> _Task inputs_:
=-=-=-=-=
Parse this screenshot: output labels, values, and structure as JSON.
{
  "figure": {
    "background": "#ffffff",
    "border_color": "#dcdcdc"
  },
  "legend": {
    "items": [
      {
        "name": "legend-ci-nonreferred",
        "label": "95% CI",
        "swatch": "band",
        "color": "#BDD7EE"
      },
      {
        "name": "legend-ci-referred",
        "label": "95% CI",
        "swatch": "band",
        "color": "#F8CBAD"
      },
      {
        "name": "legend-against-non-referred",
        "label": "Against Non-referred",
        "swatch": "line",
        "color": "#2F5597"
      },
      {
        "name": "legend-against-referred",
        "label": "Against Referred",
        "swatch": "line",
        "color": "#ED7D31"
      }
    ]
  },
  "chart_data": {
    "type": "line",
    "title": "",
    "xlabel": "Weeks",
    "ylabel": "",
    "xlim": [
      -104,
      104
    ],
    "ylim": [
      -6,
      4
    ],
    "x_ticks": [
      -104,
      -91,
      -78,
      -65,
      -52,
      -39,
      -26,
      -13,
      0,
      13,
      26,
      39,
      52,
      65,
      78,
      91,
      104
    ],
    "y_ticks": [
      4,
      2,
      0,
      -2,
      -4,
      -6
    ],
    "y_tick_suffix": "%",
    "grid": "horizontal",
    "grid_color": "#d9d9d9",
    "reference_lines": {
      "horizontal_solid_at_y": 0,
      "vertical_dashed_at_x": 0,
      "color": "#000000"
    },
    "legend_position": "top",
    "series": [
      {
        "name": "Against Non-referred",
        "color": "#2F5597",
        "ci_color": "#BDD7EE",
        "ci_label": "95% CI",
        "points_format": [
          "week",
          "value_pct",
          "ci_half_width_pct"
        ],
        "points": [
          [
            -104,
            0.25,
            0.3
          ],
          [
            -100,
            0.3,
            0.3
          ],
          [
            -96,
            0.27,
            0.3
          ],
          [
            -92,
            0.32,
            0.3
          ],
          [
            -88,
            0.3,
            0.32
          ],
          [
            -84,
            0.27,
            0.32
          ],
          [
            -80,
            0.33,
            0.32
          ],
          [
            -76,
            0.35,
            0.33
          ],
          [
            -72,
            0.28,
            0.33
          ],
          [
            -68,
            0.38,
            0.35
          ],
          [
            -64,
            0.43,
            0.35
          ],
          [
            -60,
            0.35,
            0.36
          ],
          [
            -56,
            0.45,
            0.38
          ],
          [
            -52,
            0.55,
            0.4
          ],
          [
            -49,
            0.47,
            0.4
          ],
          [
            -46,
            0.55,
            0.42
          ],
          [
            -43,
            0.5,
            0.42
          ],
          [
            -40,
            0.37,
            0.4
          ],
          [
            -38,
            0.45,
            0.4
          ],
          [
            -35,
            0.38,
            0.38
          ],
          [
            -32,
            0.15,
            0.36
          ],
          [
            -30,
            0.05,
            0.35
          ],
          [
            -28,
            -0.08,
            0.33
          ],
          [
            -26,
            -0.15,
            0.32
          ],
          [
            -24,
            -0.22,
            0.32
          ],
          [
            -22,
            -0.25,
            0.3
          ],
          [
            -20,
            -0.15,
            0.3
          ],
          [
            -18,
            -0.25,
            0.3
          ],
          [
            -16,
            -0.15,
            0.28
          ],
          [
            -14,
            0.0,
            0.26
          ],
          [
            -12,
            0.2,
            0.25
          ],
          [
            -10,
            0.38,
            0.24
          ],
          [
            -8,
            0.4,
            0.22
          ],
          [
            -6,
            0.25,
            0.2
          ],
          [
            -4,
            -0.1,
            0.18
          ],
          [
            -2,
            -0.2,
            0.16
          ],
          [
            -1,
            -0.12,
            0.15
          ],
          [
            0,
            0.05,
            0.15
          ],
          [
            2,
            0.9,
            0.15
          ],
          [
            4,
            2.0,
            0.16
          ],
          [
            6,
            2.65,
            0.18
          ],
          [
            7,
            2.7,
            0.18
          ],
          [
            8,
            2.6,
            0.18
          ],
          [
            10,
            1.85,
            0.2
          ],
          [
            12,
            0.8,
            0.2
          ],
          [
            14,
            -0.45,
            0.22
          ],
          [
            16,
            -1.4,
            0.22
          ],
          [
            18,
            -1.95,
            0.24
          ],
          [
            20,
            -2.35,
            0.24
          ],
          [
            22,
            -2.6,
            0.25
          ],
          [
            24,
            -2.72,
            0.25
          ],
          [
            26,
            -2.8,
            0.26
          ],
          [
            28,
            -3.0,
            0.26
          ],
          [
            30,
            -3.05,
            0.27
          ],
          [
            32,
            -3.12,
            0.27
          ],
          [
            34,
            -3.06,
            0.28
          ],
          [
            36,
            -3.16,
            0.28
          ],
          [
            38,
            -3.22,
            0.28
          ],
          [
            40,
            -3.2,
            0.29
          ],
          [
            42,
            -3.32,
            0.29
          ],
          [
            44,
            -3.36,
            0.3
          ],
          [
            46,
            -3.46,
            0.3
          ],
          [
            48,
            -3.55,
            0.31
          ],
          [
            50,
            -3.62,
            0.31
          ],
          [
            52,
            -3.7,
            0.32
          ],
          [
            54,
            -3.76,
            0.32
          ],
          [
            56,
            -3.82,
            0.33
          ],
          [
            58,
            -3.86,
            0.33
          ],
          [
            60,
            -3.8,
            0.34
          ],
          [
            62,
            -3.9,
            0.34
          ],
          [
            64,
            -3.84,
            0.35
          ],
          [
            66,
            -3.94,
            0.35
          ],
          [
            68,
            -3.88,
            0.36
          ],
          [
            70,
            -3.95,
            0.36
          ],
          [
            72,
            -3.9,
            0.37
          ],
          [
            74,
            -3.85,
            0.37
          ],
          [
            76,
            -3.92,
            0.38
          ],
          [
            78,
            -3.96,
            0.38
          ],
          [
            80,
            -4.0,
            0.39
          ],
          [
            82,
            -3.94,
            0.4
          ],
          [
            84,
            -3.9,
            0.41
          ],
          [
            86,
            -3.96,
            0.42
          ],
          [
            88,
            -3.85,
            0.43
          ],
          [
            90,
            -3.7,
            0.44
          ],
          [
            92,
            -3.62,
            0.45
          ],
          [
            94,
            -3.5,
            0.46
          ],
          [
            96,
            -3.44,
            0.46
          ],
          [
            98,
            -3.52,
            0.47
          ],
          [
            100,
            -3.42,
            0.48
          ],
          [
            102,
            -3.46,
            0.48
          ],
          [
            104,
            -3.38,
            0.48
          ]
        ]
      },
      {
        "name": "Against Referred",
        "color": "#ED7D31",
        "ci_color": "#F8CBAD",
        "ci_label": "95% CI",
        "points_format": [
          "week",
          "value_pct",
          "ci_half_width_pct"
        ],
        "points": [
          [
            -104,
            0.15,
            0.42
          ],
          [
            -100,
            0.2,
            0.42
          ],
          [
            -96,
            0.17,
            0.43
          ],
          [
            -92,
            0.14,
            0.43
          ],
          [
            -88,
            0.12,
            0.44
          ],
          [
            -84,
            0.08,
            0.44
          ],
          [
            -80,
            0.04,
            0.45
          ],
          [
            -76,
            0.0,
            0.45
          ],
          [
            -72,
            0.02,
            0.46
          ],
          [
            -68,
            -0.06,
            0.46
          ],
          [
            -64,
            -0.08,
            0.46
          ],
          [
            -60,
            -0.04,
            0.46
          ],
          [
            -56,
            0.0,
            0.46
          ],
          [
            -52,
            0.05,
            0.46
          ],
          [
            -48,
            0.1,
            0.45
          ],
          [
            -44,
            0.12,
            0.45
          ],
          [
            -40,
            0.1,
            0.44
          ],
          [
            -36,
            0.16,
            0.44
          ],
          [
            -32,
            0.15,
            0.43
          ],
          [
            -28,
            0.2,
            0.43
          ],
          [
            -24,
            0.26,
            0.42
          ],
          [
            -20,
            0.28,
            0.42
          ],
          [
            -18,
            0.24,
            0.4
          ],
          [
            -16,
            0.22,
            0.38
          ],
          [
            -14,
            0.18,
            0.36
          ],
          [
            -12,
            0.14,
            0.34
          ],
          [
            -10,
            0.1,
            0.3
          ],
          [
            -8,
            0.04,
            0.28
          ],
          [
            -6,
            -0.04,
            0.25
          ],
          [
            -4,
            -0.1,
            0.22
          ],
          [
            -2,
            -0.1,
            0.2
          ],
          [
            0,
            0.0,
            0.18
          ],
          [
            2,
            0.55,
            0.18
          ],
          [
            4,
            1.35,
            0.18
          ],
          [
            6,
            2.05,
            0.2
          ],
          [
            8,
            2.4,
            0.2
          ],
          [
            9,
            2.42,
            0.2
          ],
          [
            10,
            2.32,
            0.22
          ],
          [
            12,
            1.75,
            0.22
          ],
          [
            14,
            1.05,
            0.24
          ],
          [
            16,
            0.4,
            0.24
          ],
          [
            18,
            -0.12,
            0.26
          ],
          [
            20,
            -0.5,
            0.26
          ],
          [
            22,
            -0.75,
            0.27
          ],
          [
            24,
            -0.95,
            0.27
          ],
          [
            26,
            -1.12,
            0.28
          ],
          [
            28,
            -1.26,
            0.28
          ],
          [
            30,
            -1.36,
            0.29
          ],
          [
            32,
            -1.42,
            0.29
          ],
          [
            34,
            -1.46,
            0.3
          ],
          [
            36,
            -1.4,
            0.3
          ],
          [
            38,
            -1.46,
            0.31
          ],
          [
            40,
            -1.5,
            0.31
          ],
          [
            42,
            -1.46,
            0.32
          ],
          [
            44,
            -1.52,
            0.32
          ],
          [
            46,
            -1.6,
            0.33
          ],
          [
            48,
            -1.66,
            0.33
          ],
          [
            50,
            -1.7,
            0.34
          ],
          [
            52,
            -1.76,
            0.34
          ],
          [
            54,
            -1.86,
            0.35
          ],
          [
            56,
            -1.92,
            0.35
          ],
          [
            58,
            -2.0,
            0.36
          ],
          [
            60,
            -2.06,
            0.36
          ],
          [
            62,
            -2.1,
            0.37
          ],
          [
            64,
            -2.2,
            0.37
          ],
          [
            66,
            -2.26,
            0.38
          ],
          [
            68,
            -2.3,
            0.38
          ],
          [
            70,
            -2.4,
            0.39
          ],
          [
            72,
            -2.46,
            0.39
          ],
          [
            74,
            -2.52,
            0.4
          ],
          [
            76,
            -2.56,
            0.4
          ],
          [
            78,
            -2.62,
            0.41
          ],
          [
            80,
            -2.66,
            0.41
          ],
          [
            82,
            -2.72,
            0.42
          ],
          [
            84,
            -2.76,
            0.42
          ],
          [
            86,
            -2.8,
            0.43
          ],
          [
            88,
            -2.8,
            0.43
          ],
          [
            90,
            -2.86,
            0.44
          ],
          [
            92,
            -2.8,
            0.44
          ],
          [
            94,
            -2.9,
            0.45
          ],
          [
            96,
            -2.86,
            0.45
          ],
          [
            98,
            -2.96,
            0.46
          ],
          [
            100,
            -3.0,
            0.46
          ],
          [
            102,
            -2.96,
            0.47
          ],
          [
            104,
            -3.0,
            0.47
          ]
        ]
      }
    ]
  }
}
=-=-=-=-=
> _Goal_: Go through the entries above and pull out each line with "name" in it.

> _Output for this exercise_:
        "name": "legend-ci-nonreferred",
        "name": "legend-ci-referred",
        "name": "legend-against-non-referred",
        "name": "legend-against-referred",
        "name": "Against Non-referred",
        "name": "Against Referred",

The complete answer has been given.